• Instruction: Copy out all the data, word for word.

Records about charts and figures
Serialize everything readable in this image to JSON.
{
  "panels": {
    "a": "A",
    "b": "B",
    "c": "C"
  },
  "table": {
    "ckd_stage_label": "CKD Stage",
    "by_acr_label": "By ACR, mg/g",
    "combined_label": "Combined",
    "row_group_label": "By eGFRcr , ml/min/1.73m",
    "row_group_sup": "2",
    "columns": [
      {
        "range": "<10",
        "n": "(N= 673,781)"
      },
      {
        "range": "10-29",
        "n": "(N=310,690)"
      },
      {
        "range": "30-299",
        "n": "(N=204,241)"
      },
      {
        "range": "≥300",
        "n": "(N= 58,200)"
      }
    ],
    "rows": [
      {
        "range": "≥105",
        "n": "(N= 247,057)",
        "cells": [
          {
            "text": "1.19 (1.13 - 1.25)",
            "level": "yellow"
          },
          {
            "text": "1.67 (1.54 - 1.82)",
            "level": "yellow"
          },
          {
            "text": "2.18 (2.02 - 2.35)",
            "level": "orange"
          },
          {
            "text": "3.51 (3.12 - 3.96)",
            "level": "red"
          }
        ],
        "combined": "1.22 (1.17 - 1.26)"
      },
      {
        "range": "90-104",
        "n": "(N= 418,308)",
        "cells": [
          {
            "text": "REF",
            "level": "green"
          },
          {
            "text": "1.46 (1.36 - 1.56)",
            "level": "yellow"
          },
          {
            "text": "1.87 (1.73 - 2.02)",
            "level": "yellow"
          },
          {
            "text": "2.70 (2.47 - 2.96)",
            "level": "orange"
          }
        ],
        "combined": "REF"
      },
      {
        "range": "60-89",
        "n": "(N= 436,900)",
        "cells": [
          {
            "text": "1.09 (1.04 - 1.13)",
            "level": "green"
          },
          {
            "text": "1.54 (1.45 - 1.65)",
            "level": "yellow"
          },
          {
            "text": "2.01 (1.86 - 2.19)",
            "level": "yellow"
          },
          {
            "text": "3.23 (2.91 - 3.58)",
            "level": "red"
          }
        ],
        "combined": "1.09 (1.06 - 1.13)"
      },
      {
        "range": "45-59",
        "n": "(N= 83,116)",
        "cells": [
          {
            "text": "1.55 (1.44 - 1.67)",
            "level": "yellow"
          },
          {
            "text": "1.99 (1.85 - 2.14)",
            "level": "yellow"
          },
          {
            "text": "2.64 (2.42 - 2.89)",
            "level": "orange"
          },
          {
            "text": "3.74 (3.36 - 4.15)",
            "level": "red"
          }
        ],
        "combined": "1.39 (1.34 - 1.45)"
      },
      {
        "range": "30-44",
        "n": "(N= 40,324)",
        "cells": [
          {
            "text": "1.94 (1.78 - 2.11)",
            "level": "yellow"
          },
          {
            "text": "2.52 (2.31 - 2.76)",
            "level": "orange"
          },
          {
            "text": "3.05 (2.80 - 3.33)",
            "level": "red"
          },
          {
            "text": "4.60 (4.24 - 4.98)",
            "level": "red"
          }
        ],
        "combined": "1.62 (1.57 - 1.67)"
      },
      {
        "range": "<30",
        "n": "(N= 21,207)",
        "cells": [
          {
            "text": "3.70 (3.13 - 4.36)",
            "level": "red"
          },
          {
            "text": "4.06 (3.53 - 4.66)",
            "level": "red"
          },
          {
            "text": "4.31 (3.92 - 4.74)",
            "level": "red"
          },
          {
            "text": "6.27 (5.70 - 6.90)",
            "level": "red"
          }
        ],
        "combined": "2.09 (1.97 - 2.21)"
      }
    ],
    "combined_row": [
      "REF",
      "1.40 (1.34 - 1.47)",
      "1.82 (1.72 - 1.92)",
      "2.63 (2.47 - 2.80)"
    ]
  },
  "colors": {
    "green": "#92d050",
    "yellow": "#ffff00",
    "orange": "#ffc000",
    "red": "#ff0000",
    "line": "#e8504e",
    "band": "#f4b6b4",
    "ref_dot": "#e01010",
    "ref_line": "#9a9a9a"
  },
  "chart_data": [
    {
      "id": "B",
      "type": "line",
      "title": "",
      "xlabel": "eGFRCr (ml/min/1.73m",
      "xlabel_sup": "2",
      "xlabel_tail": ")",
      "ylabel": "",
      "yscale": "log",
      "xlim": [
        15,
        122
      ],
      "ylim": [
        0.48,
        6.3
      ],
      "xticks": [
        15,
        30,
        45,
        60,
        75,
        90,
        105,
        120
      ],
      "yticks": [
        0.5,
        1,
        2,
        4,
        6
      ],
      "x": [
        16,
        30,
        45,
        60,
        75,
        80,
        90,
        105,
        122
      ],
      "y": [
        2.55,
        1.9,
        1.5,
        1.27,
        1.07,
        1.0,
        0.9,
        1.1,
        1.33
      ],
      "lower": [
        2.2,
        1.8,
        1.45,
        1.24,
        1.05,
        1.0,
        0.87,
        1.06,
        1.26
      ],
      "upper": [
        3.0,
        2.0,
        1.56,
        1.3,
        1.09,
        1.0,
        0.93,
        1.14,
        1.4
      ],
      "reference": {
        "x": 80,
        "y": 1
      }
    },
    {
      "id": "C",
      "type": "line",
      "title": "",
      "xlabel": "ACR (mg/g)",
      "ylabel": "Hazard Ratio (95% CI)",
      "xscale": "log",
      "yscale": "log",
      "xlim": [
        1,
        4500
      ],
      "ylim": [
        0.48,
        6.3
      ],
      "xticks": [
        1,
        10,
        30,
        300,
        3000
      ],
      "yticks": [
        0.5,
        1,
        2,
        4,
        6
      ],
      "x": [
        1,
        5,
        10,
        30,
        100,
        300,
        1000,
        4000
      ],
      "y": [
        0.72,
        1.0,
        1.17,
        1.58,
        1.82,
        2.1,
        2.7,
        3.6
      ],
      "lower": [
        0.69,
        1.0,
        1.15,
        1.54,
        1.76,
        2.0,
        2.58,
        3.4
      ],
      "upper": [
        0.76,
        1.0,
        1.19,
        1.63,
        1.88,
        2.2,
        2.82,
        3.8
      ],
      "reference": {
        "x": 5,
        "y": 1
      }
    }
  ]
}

• Solved problem:
Serialize everything readable in this image to JSON.
{
  "panels": {
    "a": "A",
    "b": "B",
    "c": "C"
  },
  "table": {
    "ckd_stage_label": "CKD Stage",
    "by_acr_label": "By ACR, mg/g",
    "combined_label": "Combined",
    "row_group_label": "By eGFRcr , ml/min/1.73m",
    "row_group_sup": "2",
    "columns": [
      {
        "range": "<10",
        "n": "(N= 673,781)"
      },
      {
        "range": "10-29",
        "n": "(N=310,690)"
      },
      {
        "range": "30-299",
        "n": "(N=204,241)"
      },
      {
        "range": "≥300",
        "n": "(N= 58,200)"
      }
    ],
    "rows": [
      {
        "range": "≥105",
        "n": "(N= 247,057)",
        "cells": [
          {
            "text": "1.19 (1.13 - 1.25)",
            "level": "yellow"
          },
          {
            "text": "1.67 (1.54 - 1.82)",
            "level": "yellow"
          },
          {
            "text": "2.18 (2.02 - 2.35)",
            "level": "orange"
          },
          {
            "text": "3.51 (3.12 - 3.96)",
            "level": "red"
          }
        ],
        "combined": "1.22 (1.17 - 1.26)"
      },
      {
        "range": "90-104",
        "n": "(N= 418,308)",
        "cells": [
          {
            "text": "REF",
            "level": "green"
          },
          {
            "text": "1.46 (1.36 - 1.56)",
            "level": "yellow"
          },
          {
            "text": "1.87 (1.73 - 2.02)",
            "level": "yellow"
          },
          {
            "text": "2.70 (2.47 - 2.96)",
            "level": "orange"
          }
        ],
        "combined": "REF"
      },
      {
        "range": "60-89",
        "n": "(N= 436,900)",
        "cells": [
          {
            "text": "1.09 (1.04 - 1.13)",
            "level": "green"
          },
          {
            "text": "1.54 (1.45 - 1.65)",
            "level": "yellow"
          },
          {
            "text": "2.01 (1.86 - 2.19)",
            "level": "yellow"
          },
          {
            "text": "3.23 (2.91 - 3.58)",
            "level": "red"
          }
        ],
        "combined": "1.09 (1.06 - 1.13)"
      },
      {
        "range": "45-59",
        "n": "(N= 83,116)",
        "cells": [
          {
            "text": "1.55 (1.44 - 1.67)",
            "level": "yellow"
          },
          {
            "text": "1.99 (1.85 - 2.14)",
            "level": "yellow"
          },
          {
            "text": "2.64 (2.42 - 2.89)",
            "level": "orange"
          },
          {
            "text": "3.74 (3.36 - 4.15)",
            "level": "red"
          }
        ],
        "combined": "1.39 (1.34 - 1.45)"
      },
      {
        "range": "30-44",
        "n": "(N= 40,324)",
        "cells": [
          {
            "text": "1.94 (1.78 - 2.11)",
            "level": "yellow"
          },
          {
            "text": "2.52 (2.31 - 2.76)",
            "level": "orange"
          },
          {
            "text": "3.05 (2.80 - 3.33)",
            "level": "red"
          },
          {
            "text": "4.60 (4.24 - 4.98)",
            "level": "red"
          }
        ],
        "combined": "1.62 (1.57 - 1.67)"
      },
      {
        "range": "<30",
        "n": "(N= 21,207)",
        "cells": [
          {
            "text": "3.70 (3.13 - 4.36)",
            "level": "red"
          },
          {
            "text": "4.06 (3.53 - 4.66)",
            "level": "red"
          },
          {
            "text": "4.31 (3.92 - 4.74)",
            "level": "red"
          },
          {
            "text": "6.27 (5.70 - 6.90)",
            "level": "red"
          }
        ],
        "combined": "2.09 (1.97 - 2.21)"
      }
    ],
    "combined_row": [
      "REF",
      "1.40 (1.34 - 1.47)",
      "1.82 (1.72 - 1.92)",
      "2.63 (2.47 - 2.80)"
    ]
  },
  "colors": {
    "green": "#92d050",
    "yellow": "#ffff00",
    "orange": "#ffc000",
    "red": "#ff0000",
    "line": "#e8504e",
    "band": "#f4b6b4",
    "ref_dot": "#e01010",
    "ref_line": "#9a9a9a"
  },
  "chart_data": [
    {
      "id": "B",
      "type": "line",
      "title": "",
      "xlabel": "eGFRCr (ml/min/1.73m",
      "xlabel_sup": "2",
      "xlabel_tail": ")",
      "ylabel": "",
      "yscale": "log",
      "xlim": [
        15,
        122
      ],
      "ylim": [
        0.48,
        6.3
      ],
      "xticks": [
        15,
        30,
        45,
        60,
        75,
        90,
        105,
        120
      ],
      "yticks": [
        0.5,
        1,
        2,
        4,
        6
      ],
      "x": [
        16,
        30,
        45,
        60,
        75,
        80,
        90,
        105,
        122
      ],
      "y": [
        2.55,
        1.9,
        1.5,
        1.27,
        1.07,
        1.0,
        0.9,
        1.1,
        1.33
      ],
      "lower": [
        2.2,
        1.8,
        1.45,
        1.24,
        1.05,
        1.0,
        0.87,
        1.06,
        1.26
      ],
      "upper": [
        3.0,
        2.0,
        1.56,
        1.3,
        1.09,
        1.0,
        0.93,
        1.14,
        1.4
      ],
      "reference": {
        "x": 80,
        "y": 1
      }
    },
    {
      "id": "C",
      "type": "line",
      "title": "",
      "xlabel": "ACR (mg/g)",
      "ylabel": "Hazard Ratio (95% CI)",
      "xscale": "log",
      "yscale": "log",
      "xlim": [
        1,
        4500
      ],
      "ylim": [
        0.48,
        6.3
      ],
      "xticks": [
        1,
        10,
        30,
        300,
        3000
      ],
      "yticks": [
        0.5,
        1,
        2,
        4,
        6
      ],
      "x": [
        1,
        5,
        10,
        30,
        100,
        300,
        1000,
        4000
      ],
      "y": [
        0.72,
        1.0,
        1.17,
        1.58,
        1.82,
        2.1,
        2.7,
        3.6
      ],
      "lower": [
        0.69,
        1.0,
        1.15,
        1.54,
        1.76,
        2.0,
        2.58,
        3.4
      ],
      "upper": [
        0.76,
        1.0,
        1.19,
        1.63,
        1.88,
        2.2,
        2.82,
        3.8
      ],
      "reference": {
        "x": 5,
        "y": 1
      }
    }
  ]
}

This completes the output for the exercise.